Leaving out the pictures, transcribe all of the records faithfully.

***

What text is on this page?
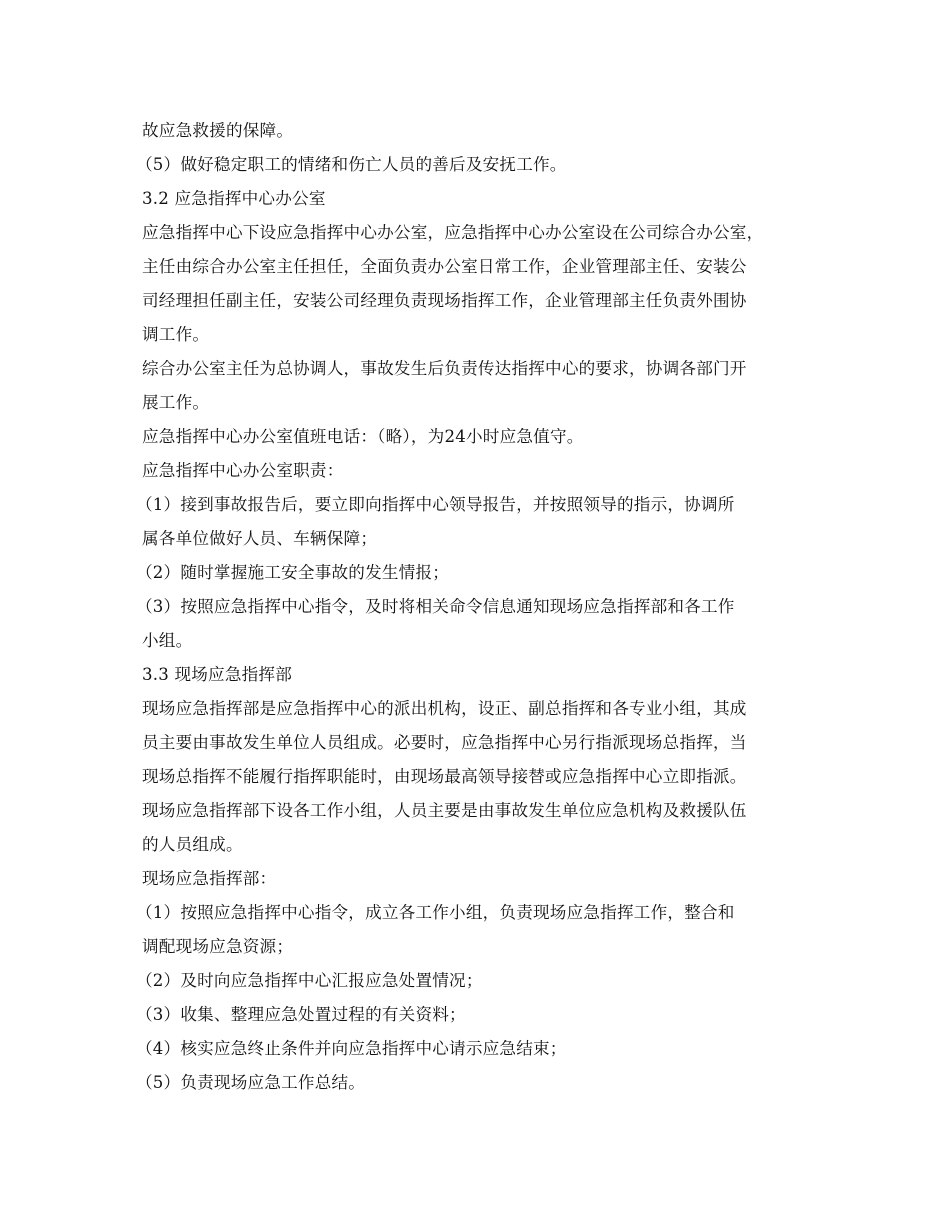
故应急救援的保障。
（5）做好稳定职工的情绪和伤亡人员的善后及安抚工作。
3.2 应急指挥中心办公室
应急指挥中心下设应急指挥中心办公室，应急指挥中心办公室设在公司综合办公室，
主任由综合办公室主任担任，全面负责办公室日常工作，企业管理部主任、安装公
司经理担任副主任，安装公司经理负责现场指挥工作，企业管理部主任负责外围协
调工作。
综合办公室主任为总协调人，事故发生后负责传达指挥中心的要求，协调各部门开
展工作。
应急指挥中心办公室值班电话：（略），为24小时应急值守。
应急指挥中心办公室职责：
（1）接到事故报告后，要立即向指挥中心领导报告，并按照领导的指示，协调所
属各单位做好人员、车辆保障；
（2）随时掌握施工安全事故的发生情报；
（3）按照应急指挥中心指令，及时将相关命令信息通知现场应急指挥部和各工作
小组。
3.3 现场应急指挥部
现场应急指挥部是应急指挥中心的派出机构，设正、副总指挥和各专业小组，其成
员主要由事故发生单位人员组成。必要时，应急指挥中心另行指派现场总指挥，当
现场总指挥不能履行指挥职能时，由现场最高领导接替或应急指挥中心立即指派。
现场应急指挥部下设各工作小组，人员主要是由事故发生单位应急机构及救援队伍
的人员组成。
现场应急指挥部：
（1）按照应急指挥中心指令，成立各工作小组，负责现场应急指挥工作，整合和
调配现场应急资源；
（2）及时向应急指挥中心汇报应急处置情况；
（3）收集、整理应急处置过程的有关资料；
（4）核实应急终止条件并向应急指挥中心请示应急结束；
（5）负责现场应急工作总结。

***

Answer to this exercise |
What text is on this page?
故应急救援的保障。
（5）做好稳定职工的情绪和伤亡人员的善后及安抚工作。
3.2 应急指挥中心办公室
应急指挥中心下设应急指挥中心办公室，应急指挥中心办公室设在公司综合办公室，
主任由综合办公室主任担任，全面负责办公室日常工作，企业管理部主任、安装公
司经理担任副主任，安装公司经理负责现场指挥工作，企业管理部主任负责外围协
调工作。
综合办公室主任为总协调人，事故发生后负责传达指挥中心的要求，协调各部门开
展工作。
应急指挥中心办公室值班电话：（略），为24小时应急值守。
应急指挥中心办公室职责：
（1）接到事故报告后，要立即向指挥中心领导报告，并按照领导的指示，协调所
属各单位做好人员、车辆保障；
（2）随时掌握施工安全事故的发生情报；
（3）按照应急指挥中心指令，及时将相关命令信息通知现场应急指挥部和各工作
小组。
3.3 现场应急指挥部
现场应急指挥部是应急指挥中心的派出机构，设正、副总指挥和各专业小组，其成
员主要由事故发生单位人员组成。必要时，应急指挥中心另行指派现场总指挥，当
现场总指挥不能履行指挥职能时，由现场最高领导接替或应急指挥中心立即指派。
现场应急指挥部下设各工作小组，人员主要是由事故发生单位应急机构及救援队伍
的人员组成。
现场应急指挥部：
（1）按照应急指挥中心指令，成立各工作小组，负责现场应急指挥工作，整合和
调配现场应急资源；
（2）及时向应急指挥中心汇报应急处置情况；
（3）收集、整理应急处置过程的有关资料；
（4）核实应急终止条件并向应急指挥中心请示应急结束；
（5）负责现场应急工作总结。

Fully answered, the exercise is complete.